SOURCE TEXT:
######

Kathleen Rooney is the author of the new novel Cher Ami and Major Whittlesey, which focuses on a soldier and a messenger pigeon in World War I. Her other books include the novel Lillian Boxfish Takes a Walk. She is a founding editor of Rose Metal Press, and she teaches in the English department at DePaul University. She lives in Chicago.
Q: You note that you first learned about the pigeon Cher Ami in a
poem written by one of your students. What eventually led you to write this
novel?
A: World War I has always been the war with which I am
the most obsessed. It was such a literary war in the sense that so many
participants on the Western Front at least (less so on the Eastern because many
of them were illiterate and left no record, sadly) wrote harrowing,
heart-rending accounts of their experiences.
This record arose partly because it’s one of the last
wars America fought in that involved people of every class background, not just
the economically strapped. Educated college men with great verbal facility
fought alongside the poorest of their fellows. This does not usually happen
anymore because of economic inequality.
I loved the all too short-lived TV series The Young
Indiana Jones Chronicles, and Indy fought in WWI and the show did a surprisingly
good job showing how absolutely pointless and futile the conflict was. I’d
argue that all war is pointless and futile. But in WWI that fact is writ
especially large.
So when Brian’s poem clued me into the story of Cher
Ami and Major Whittlesey—this extraordinary episode in which a tiny homing
pigeon saved a group of incredibly tenacious soldiers from a friendly fire
incident—I was astonished that I hadn’t heard of it before.
From the moment I landed on Cher Ami’s Wikipedia page,
I knew that this story within the much bigger and even more bewildering story
of the Great War itself, was one I had to tell.
Q: How did you research the book, and what did you
learn that especially surprised you?
A: One of the first things I did was to go to Washington,
D.C., in the summer of 2014 and pay a visit to the Smithsonian National Museum
of American History where Cher Ami herself is housed in the “Price of Freedom”
Exhibit. She was so renowned in her day that when she died in 1919, they had
her stuffed and placed on display.
Seeing her taxidermied body on display with her most
prominent wound—the missing leg—clearly visible was a profound experience.

######

AIM OF THE TASK:
Rewrite the part of the interview that begins at the words "From the moment" and stops after "a profound experience.", putting "First World War" wherever "Great War" appears.

DATA:
######

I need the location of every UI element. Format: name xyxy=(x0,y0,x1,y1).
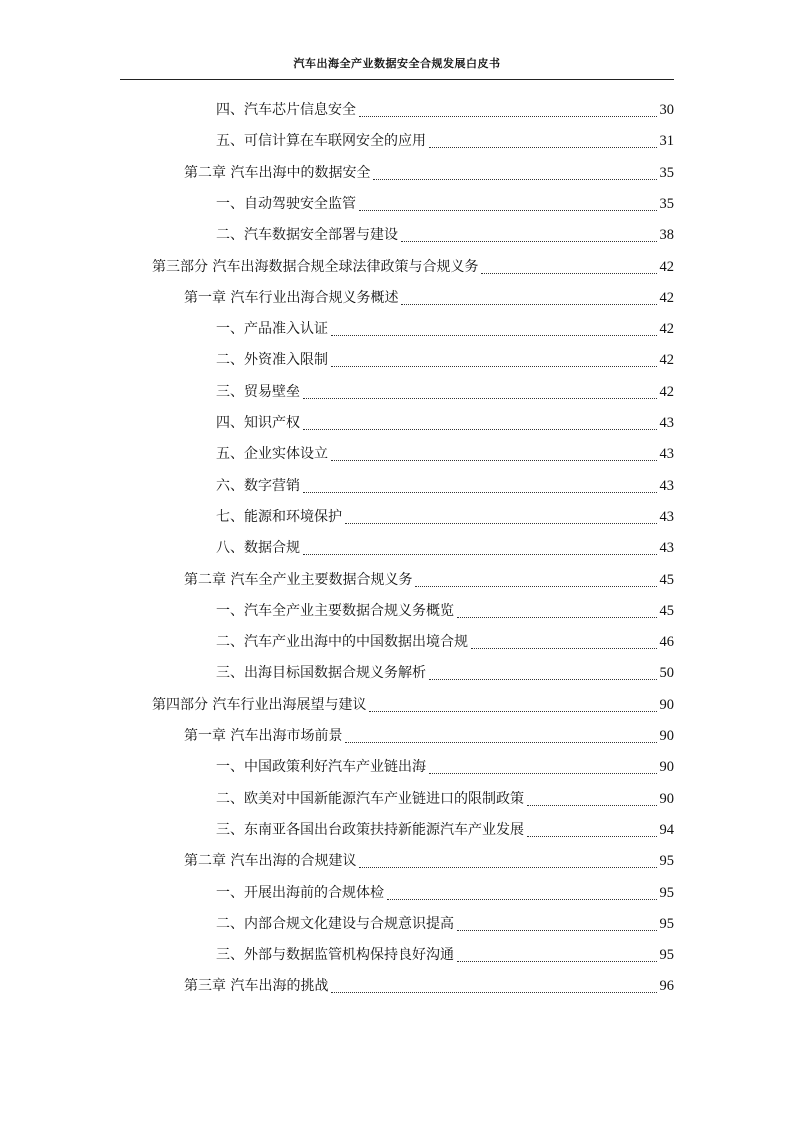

######

EXERCISE ANSWER:
From the moment I landed on Cher Ami’s Wikipedia page,
I knew that this story within the much bigger and even more bewildering story
of the First World War itself, was one I had to tell.
Q: How did you research the book, and what did you
learn that especially surprised you?
A: One of the first things I did was to go to Washington,
D.C., in the summer of 2014 and pay a visit to the Smithsonian National Museum
of American History where Cher Ami herself is housed in the “Price of Freedom”
Exhibit. She was so renowned in her day that when she died in 1919, they had
her stuffed and placed on display.
Seeing her taxidermied body on display with her most
prominent wound—the missing leg—clearly visible was a profound experience.